**INSTRUCTION**
Exactly as written, quote every line that follows, skipping the images.

**Saved data entries**
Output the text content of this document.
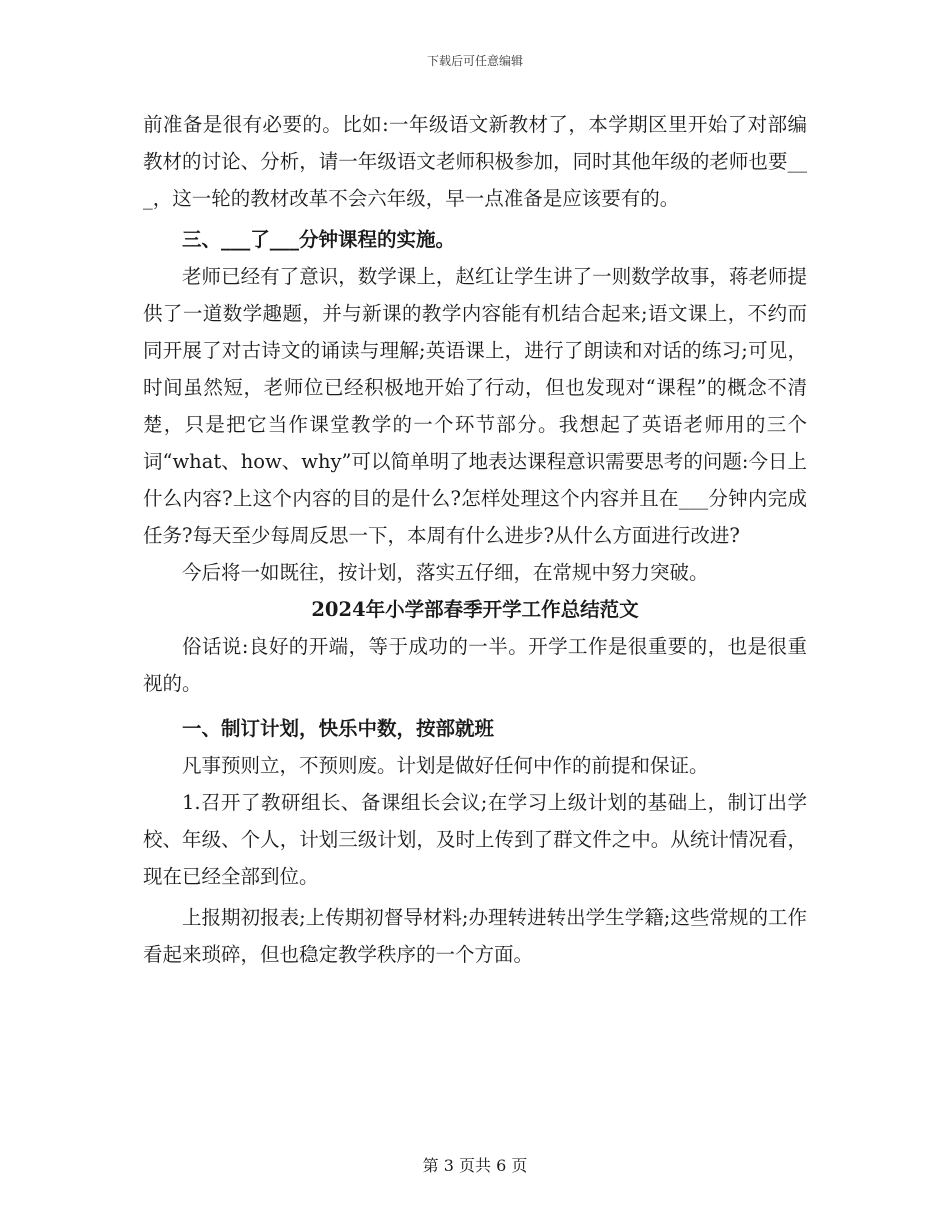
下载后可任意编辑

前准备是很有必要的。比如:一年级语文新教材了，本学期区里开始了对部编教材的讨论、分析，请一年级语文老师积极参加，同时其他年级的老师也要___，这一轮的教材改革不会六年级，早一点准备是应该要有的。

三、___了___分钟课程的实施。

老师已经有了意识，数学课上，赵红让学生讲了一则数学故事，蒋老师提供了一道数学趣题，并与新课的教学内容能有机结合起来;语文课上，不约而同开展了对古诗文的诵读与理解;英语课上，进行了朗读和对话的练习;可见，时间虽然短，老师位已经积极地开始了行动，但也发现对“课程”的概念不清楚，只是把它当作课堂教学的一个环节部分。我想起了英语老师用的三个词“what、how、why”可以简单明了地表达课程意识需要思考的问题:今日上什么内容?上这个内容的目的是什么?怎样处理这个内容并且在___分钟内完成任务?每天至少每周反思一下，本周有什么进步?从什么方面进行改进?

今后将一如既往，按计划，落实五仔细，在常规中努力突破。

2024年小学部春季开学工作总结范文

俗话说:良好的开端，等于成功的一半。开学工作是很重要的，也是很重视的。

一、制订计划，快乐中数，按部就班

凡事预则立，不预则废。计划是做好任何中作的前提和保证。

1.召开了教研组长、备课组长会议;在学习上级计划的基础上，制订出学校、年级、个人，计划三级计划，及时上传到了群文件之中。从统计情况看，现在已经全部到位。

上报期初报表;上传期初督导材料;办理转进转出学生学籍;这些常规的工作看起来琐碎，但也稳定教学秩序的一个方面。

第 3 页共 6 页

**OUTPUT BELOW**
Output the text content of this document.
下载后可任意编辑

前准备是很有必要的。比如:一年级语文新教材了，本学期区里开始了对部编教材的讨论、分析，请一年级语文老师积极参加，同时其他年级的老师也要___，这一轮的教材改革不会六年级，早一点准备是应该要有的。

三、___了___分钟课程的实施。

老师已经有了意识，数学课上，赵红让学生讲了一则数学故事，蒋老师提供了一道数学趣题，并与新课的教学内容能有机结合起来;语文课上，不约而同开展了对古诗文的诵读与理解;英语课上，进行了朗读和对话的练习;可见，时间虽然短，老师位已经积极地开始了行动，但也发现对“课程”的概念不清楚，只是把它当作课堂教学的一个环节部分。我想起了英语老师用的三个词“what、how、why”可以简单明了地表达课程意识需要思考的问题:今日上什么内容?上这个内容的目的是什么?怎样处理这个内容并且在___分钟内完成任务?每天至少每周反思一下，本周有什么进步?从什么方面进行改进?

今后将一如既往，按计划，落实五仔细，在常规中努力突破。

2024年小学部春季开学工作总结范文

俗话说:良好的开端，等于成功的一半。开学工作是很重要的，也是很重视的。

一、制订计划，快乐中数，按部就班

凡事预则立，不预则废。计划是做好任何中作的前提和保证。

1.召开了教研组长、备课组长会议;在学习上级计划的基础上，制订出学校、年级、个人，计划三级计划，及时上传到了群文件之中。从统计情况看，现在已经全部到位。

上报期初报表;上传期初督导材料;办理转进转出学生学籍;这些常规的工作看起来琐碎，但也稳定教学秩序的一个方面。

第 3 页共 6 页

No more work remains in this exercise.